AIM OF THE TASK - Output all of the entries below precisely as written.

DATA FOR THE TASK -

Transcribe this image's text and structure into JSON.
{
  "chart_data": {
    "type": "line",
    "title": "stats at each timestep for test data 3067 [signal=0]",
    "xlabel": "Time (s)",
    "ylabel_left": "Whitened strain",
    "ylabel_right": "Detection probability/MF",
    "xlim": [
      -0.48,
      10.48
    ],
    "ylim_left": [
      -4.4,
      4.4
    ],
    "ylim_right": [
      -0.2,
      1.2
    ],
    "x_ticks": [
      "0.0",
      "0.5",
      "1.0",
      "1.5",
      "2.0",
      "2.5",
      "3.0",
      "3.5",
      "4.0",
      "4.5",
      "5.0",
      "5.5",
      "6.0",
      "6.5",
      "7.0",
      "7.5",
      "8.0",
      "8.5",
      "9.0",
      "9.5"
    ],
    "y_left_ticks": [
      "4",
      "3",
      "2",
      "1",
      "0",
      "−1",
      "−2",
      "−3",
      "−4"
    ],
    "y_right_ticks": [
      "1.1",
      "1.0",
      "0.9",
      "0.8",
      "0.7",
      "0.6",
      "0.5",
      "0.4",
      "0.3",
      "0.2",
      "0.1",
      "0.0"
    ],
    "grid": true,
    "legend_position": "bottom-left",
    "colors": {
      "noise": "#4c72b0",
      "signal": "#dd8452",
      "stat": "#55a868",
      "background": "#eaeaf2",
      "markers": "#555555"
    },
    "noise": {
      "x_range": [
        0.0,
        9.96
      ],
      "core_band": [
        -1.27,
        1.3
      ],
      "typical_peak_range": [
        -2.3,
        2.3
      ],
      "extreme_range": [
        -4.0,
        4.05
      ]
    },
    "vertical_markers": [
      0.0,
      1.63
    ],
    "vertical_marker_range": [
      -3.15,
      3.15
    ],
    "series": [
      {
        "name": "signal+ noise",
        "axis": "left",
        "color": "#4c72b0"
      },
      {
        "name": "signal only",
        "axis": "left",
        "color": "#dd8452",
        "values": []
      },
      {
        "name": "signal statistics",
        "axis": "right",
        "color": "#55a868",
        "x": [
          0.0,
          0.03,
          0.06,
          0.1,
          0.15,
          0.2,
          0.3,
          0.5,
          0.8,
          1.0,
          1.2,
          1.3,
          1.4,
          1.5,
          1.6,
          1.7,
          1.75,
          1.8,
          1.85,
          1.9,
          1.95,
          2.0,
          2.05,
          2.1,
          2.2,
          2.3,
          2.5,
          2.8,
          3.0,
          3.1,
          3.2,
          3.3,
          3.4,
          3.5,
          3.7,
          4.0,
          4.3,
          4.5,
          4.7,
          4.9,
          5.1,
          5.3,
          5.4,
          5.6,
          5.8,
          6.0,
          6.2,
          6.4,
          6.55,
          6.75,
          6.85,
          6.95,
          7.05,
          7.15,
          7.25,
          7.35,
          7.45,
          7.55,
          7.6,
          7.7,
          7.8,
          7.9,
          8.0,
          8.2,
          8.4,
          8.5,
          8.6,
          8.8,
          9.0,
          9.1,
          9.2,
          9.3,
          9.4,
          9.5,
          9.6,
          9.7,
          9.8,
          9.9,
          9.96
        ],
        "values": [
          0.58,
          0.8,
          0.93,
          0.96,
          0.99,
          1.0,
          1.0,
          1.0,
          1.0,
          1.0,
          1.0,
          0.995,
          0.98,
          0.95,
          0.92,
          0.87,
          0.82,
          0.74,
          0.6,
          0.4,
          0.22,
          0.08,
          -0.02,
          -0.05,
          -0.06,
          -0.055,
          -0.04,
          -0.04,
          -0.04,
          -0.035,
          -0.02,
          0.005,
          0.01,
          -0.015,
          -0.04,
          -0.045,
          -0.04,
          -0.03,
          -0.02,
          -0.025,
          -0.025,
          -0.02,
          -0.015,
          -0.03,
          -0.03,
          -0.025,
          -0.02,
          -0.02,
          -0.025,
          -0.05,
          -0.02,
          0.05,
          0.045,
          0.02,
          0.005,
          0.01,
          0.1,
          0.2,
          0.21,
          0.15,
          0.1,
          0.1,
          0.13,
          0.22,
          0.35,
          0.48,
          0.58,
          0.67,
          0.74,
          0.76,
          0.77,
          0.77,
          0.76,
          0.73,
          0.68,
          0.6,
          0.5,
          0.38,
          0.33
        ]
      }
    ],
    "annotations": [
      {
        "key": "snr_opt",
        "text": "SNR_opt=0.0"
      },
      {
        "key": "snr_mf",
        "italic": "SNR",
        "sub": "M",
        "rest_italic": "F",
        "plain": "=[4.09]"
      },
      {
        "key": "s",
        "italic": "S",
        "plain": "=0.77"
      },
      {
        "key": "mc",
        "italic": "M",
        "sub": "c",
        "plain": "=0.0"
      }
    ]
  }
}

TASK ANSWER -
Transcribe this image's text and structure into JSON.
{
  "chart_data": {
    "type": "line",
    "title": "stats at each timestep for test data 3067 [signal=0]",
    "xlabel": "Time (s)",
    "ylabel_left": "Whitened strain",
    "ylabel_right": "Detection probability/MF",
    "xlim": [
      -0.48,
      10.48
    ],
    "ylim_left": [
      -4.4,
      4.4
    ],
    "ylim_right": [
      -0.2,
      1.2
    ],
    "x_ticks": [
      "0.0",
      "0.5",
      "1.0",
      "1.5",
      "2.0",
      "2.5",
      "3.0",
      "3.5",
      "4.0",
      "4.5",
      "5.0",
      "5.5",
      "6.0",
      "6.5",
      "7.0",
      "7.5",
      "8.0",
      "8.5",
      "9.0",
      "9.5"
    ],
    "y_left_ticks": [
      "4",
      "3",
      "2",
      "1",
      "0",
      "−1",
      "−2",
      "−3",
      "−4"
    ],
    "y_right_ticks": [
      "1.1",
      "1.0",
      "0.9",
      "0.8",
      "0.7",
      "0.6",
      "0.5",
      "0.4",
      "0.3",
      "0.2",
      "0.1",
      "0.0"
    ],
    "grid": true,
    "legend_position": "bottom-left",
    "colors": {
      "noise": "#4c72b0",
      "signal": "#dd8452",
      "stat": "#55a868",
      "background": "#eaeaf2",
      "markers": "#555555"
    },
    "noise": {
      "x_range": [
        0.0,
        9.96
      ],
      "core_band": [
        -1.27,
        1.3
      ],
      "typical_peak_range": [
        -2.3,
        2.3
      ],
      "extreme_range": [
        -4.0,
        4.05
      ]
    },
    "vertical_markers": [
      0.0,
      1.63
    ],
    "vertical_marker_range": [
      -3.15,
      3.15
    ],
    "series": [
      {
        "name": "signal+ noise",
        "axis": "left",
        "color": "#4c72b0"
      },
      {
        "name": "signal only",
        "axis": "left",
        "color": "#dd8452",
        "values": []
      },
      {
        "name": "signal statistics",
        "axis": "right",
        "color": "#55a868",
        "x": [
          0.0,
          0.03,
          0.06,
          0.1,
          0.15,
          0.2,
          0.3,
          0.5,
          0.8,
          1.0,
          1.2,
          1.3,
          1.4,
          1.5,
          1.6,
          1.7,
          1.75,
          1.8,
          1.85,
          1.9,
          1.95,
          2.0,
          2.05,
          2.1,
          2.2,
          2.3,
          2.5,
          2.8,
          3.0,
          3.1,
          3.2,
          3.3,
          3.4,
          3.5,
          3.7,
          4.0,
          4.3,
          4.5,
          4.7,
          4.9,
          5.1,
          5.3,
          5.4,
          5.6,
          5.8,
          6.0,
          6.2,
          6.4,
          6.55,
          6.75,
          6.85,
          6.95,
          7.05,
          7.15,
          7.25,
          7.35,
          7.45,
          7.55,
          7.6,
          7.7,
          7.8,
          7.9,
          8.0,
          8.2,
          8.4,
          8.5,
          8.6,
          8.8,
          9.0,
          9.1,
          9.2,
          9.3,
          9.4,
          9.5,
          9.6,
          9.7,
          9.8,
          9.9,
          9.96
        ],
        "values": [
          0.58,
          0.8,
          0.93,
          0.96,
          0.99,
          1.0,
          1.0,
          1.0,
          1.0,
          1.0,
          1.0,
          0.995,
          0.98,
          0.95,
          0.92,
          0.87,
          0.82,
          0.74,
          0.6,
          0.4,
          0.22,
          0.08,
          -0.02,
          -0.05,
          -0.06,
          -0.055,
          -0.04,
          -0.04,
          -0.04,
          -0.035,
          -0.02,
          0.005,
          0.01,
          -0.015,
          -0.04,
          -0.045,
          -0.04,
          -0.03,
          -0.02,
          -0.025,
          -0.025,
          -0.02,
          -0.015,
          -0.03,
          -0.03,
          -0.025,
          -0.02,
          -0.02,
          -0.025,
          -0.05,
          -0.02,
          0.05,
          0.045,
          0.02,
          0.005,
          0.01,
          0.1,
          0.2,
          0.21,
          0.15,
          0.1,
          0.1,
          0.13,
          0.22,
          0.35,
          0.48,
          0.58,
          0.67,
          0.74,
          0.76,
          0.77,
          0.77,
          0.76,
          0.73,
          0.68,
          0.6,
          0.5,
          0.38,
          0.33
        ]
      }
    ],
    "annotations": [
      {
        "key": "snr_opt",
        "text": "SNR_opt=0.0"
      },
      {
        "key": "snr_mf",
        "italic": "SNR",
        "sub": "M",
        "rest_italic": "F",
        "plain": "=[4.09]"
      },
      {
        "key": "s",
        "italic": "S",
        "plain": "=0.77"
      },
      {
        "key": "mc",
        "italic": "M",
        "sub": "c",
        "plain": "=0.0"
      }
    ]
  }
}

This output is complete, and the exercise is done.